• Aim of the exercise
Give the number of lines in the entries that contain "life". State only the count.

• Given entries
——

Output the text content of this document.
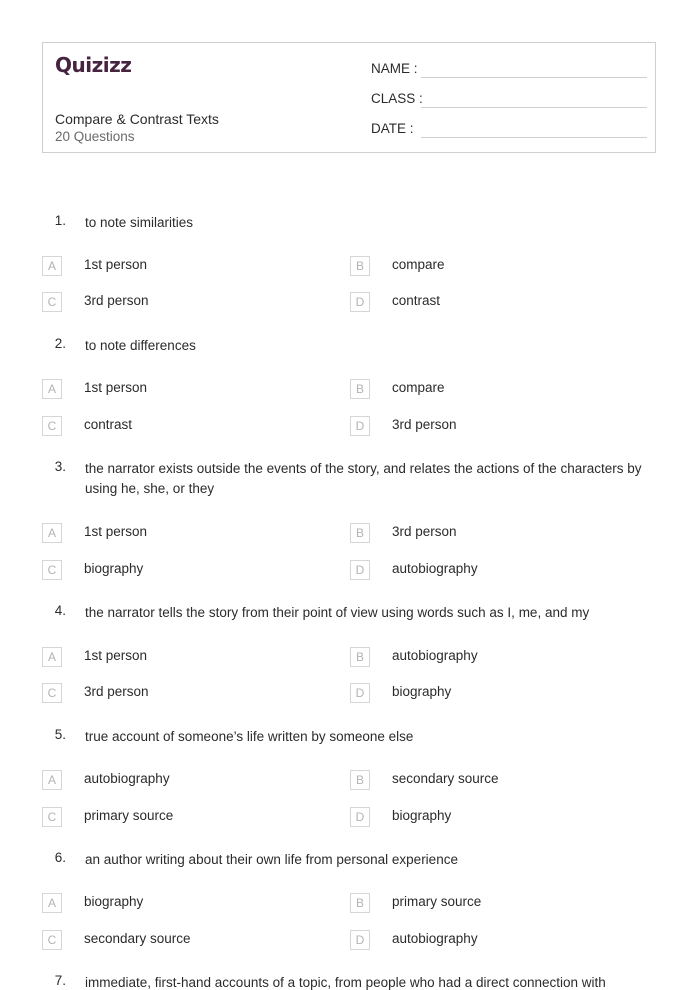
Quizizz
Compare & Contrast Texts
20 Questions
NAME :
CLASS :
DATE :
1. to note similarities
A	1st person	B	compare
C	3rd person	D	contrast
2. to note differences
A	1st person	B	compare
C	contrast	D	3rd person
3. the narrator exists outside the events of the story, and relates the actions of the characters by using he, she, or they
A	1st person	B	3rd person
C	biography	D	autobiography
4. the narrator tells the story from their point of view using words such as I, me, and my
A	1st person	B	autobiography
C	3rd person	D	biography
5. true account of someone’s life written by someone else
A	autobiography	B	secondary source
C	primary source	D	biography
6. an author writing about their own life from personal experience
A	biography	B	primary source
C	secondary source	D	autobiography
7. immediate, first-hand accounts of a topic, from people who had a direct connection with
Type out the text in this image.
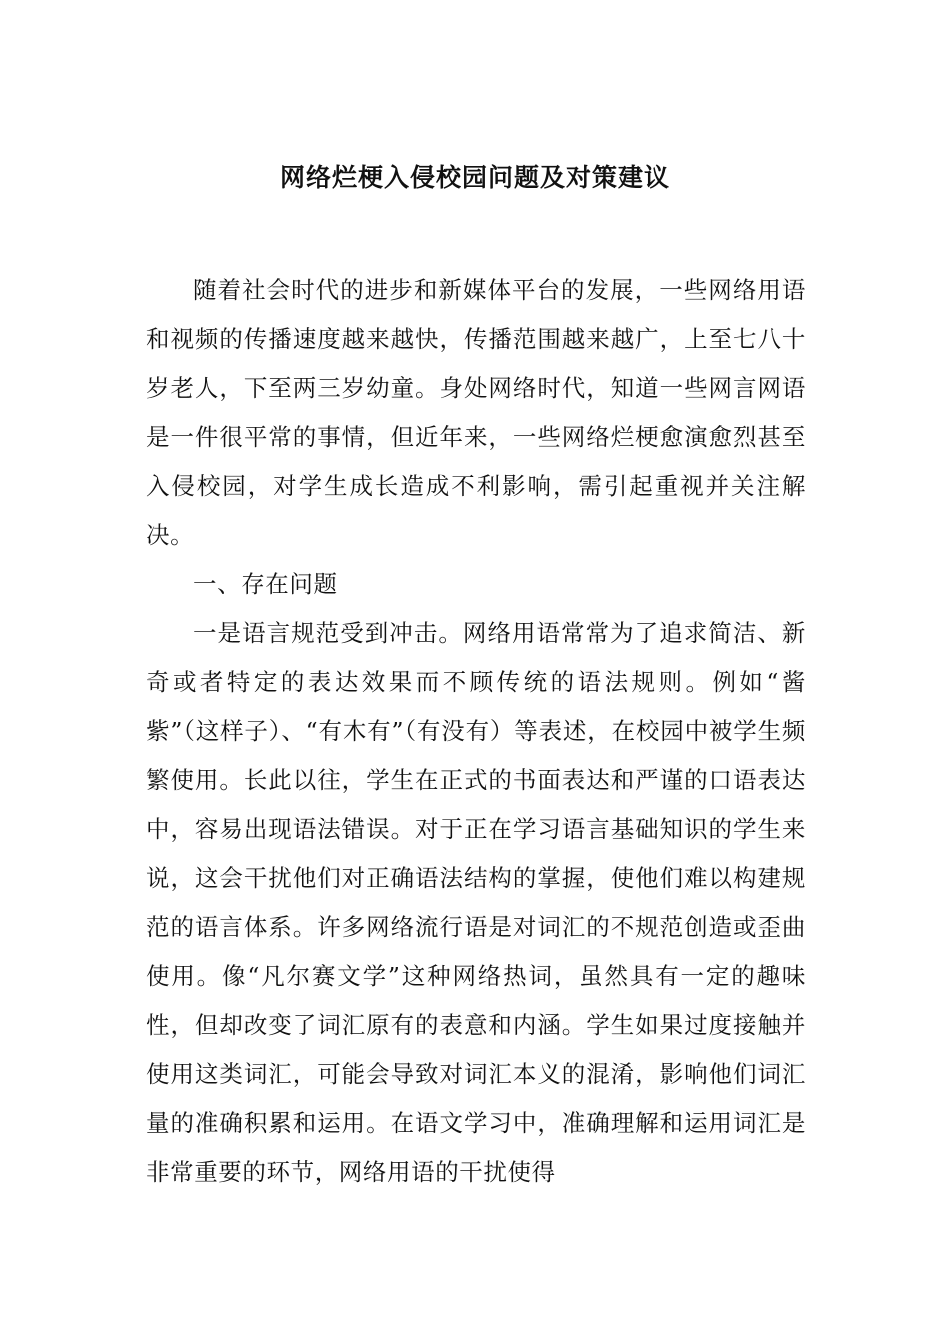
网络烂梗入侵校园问题及对策建议

随着社会时代的进步和新媒体平台的发展，一些网络用语和视频的传播速度越来越快，传播范围越来越广，上至七八十岁老人，下至两三岁幼童。身处网络时代，知道一些网言网语是一件很平常的事情，但近年来，一些网络烂梗愈演愈烈甚至入侵校园，对学生成长造成不利影响，需引起重视并关注解决。

一、存在问题

一是语言规范受到冲击。网络用语常常为了追求简洁、新奇或者特定的表达效果而不顾传统的语法规则。例如“酱紫”（这样子）、“有木有”（有没有）等表述，在校园中被学生频繁使用。长此以往，学生在正式的书面表达和严谨的口语表达中，容易出现语法错误。对于正在学习语言基础知识的学生来说，这会干扰他们对正确语法结构的掌握，使他们难以构建规范的语言体系。许多网络流行语是对词汇的不规范创造或歪曲使用。像“凡尔赛文学”这种网络热词，虽然具有一定的趣味性，但却改变了词汇原有的表意和内涵。学生如果过度接触并使用这类词汇，可能会导致对词汇本义的混淆，影响他们词汇量的准确积累和运用。在语文学习中，准确理解和运用词汇是非常重要的环节，网络用语的干扰使得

——

• Result
2